[Figure contents as structured data]
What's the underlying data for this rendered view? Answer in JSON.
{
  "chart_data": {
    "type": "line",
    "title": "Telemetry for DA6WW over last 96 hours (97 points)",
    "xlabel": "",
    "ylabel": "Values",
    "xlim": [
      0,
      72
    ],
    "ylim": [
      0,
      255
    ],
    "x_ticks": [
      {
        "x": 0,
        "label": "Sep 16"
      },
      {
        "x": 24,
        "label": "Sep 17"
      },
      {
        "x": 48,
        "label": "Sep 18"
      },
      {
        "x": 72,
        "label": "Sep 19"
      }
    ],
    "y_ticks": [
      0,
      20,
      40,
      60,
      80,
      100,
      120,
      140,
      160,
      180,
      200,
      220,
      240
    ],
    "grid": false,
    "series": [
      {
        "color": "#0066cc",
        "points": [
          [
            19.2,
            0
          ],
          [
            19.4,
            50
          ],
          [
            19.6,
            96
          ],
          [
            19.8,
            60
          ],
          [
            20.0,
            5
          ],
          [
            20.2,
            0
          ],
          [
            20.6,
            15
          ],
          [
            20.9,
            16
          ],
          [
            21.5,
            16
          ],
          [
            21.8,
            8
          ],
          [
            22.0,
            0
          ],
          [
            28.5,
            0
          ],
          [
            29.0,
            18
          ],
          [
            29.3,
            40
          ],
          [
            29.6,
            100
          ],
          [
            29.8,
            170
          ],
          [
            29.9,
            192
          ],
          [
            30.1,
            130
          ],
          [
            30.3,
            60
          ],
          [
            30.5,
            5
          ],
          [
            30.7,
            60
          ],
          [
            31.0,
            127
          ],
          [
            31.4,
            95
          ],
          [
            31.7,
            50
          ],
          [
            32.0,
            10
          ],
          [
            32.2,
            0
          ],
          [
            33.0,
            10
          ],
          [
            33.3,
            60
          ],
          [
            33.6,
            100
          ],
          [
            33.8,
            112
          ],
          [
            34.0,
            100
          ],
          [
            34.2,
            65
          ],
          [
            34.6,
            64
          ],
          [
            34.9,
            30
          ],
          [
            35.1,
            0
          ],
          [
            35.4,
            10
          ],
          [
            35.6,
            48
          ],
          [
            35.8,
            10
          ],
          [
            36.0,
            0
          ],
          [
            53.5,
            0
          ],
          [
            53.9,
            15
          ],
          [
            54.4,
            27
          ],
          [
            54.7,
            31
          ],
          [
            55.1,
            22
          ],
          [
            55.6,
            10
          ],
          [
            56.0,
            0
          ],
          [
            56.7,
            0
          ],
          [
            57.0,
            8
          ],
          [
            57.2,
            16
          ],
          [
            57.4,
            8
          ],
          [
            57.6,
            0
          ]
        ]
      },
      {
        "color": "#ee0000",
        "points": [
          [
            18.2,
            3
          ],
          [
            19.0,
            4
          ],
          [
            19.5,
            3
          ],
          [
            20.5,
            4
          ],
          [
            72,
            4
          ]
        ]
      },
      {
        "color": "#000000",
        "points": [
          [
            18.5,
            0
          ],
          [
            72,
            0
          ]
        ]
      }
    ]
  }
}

§ YOUR INSTRUCTIONS
Retype the entries one by one, exactly.

§ SOLUTION TO THIS EXERCISE
What's the underlying data for this rendered view? Answer in JSON.
{
  "chart_data": {
    "type": "line",
    "title": "Telemetry for DA6WW over last 96 hours (97 points)",
    "xlabel": "",
    "ylabel": "Values",
    "xlim": [
      0,
      72
    ],
    "ylim": [
      0,
      255
    ],
    "x_ticks": [
      {
        "x": 0,
        "label": "Sep 16"
      },
      {
        "x": 24,
        "label": "Sep 17"
      },
      {
        "x": 48,
        "label": "Sep 18"
      },
      {
        "x": 72,
        "label": "Sep 19"
      }
    ],
    "y_ticks": [
      0,
      20,
      40,
      60,
      80,
      100,
      120,
      140,
      160,
      180,
      200,
      220,
      240
    ],
    "grid": false,
    "series": [
      {
        "color": "#0066cc",
        "points": [
          [
            19.2,
            0
          ],
          [
            19.4,
            50
          ],
          [
            19.6,
            96
          ],
          [
            19.8,
            60
          ],
          [
            20.0,
            5
          ],
          [
            20.2,
            0
          ],
          [
            20.6,
            15
          ],
          [
            20.9,
            16
          ],
          [
            21.5,
            16
          ],
          [
            21.8,
            8
          ],
          [
            22.0,
            0
          ],
          [
            28.5,
            0
          ],
          [
            29.0,
            18
          ],
          [
            29.3,
            40
          ],
          [
            29.6,
            100
          ],
          [
            29.8,
            170
          ],
          [
            29.9,
            192
          ],
          [
            30.1,
            130
          ],
          [
            30.3,
            60
          ],
          [
            30.5,
            5
          ],
          [
            30.7,
            60
          ],
          [
            31.0,
            127
          ],
          [
            31.4,
            95
          ],
          [
            31.7,
            50
          ],
          [
            32.0,
            10
          ],
          [
            32.2,
            0
          ],
          [
            33.0,
            10
          ],
          [
            33.3,
            60
          ],
          [
            33.6,
            100
          ],
          [
            33.8,
            112
          ],
          [
            34.0,
            100
          ],
          [
            34.2,
            65
          ],
          [
            34.6,
            64
          ],
          [
            34.9,
            30
          ],
          [
            35.1,
            0
          ],
          [
            35.4,
            10
          ],
          [
            35.6,
            48
          ],
          [
            35.8,
            10
          ],
          [
            36.0,
            0
          ],
          [
            53.5,
            0
          ],
          [
            53.9,
            15
          ],
          [
            54.4,
            27
          ],
          [
            54.7,
            31
          ],
          [
            55.1,
            22
          ],
          [
            55.6,
            10
          ],
          [
            56.0,
            0
          ],
          [
            56.7,
            0
          ],
          [
            57.0,
            8
          ],
          [
            57.2,
            16
          ],
          [
            57.4,
            8
          ],
          [
            57.6,
            0
          ]
        ]
      },
      {
        "color": "#ee0000",
        "points": [
          [
            18.2,
            3
          ],
          [
            19.0,
            4
          ],
          [
            19.5,
            3
          ],
          [
            20.5,
            4
          ],
          [
            72,
            4
          ]
        ]
      },
      {
        "color": "#000000",
        "points": [
          [
            18.5,
            0
          ],
          [
            72,
            0
          ]
        ]
      }
    ]
  }
}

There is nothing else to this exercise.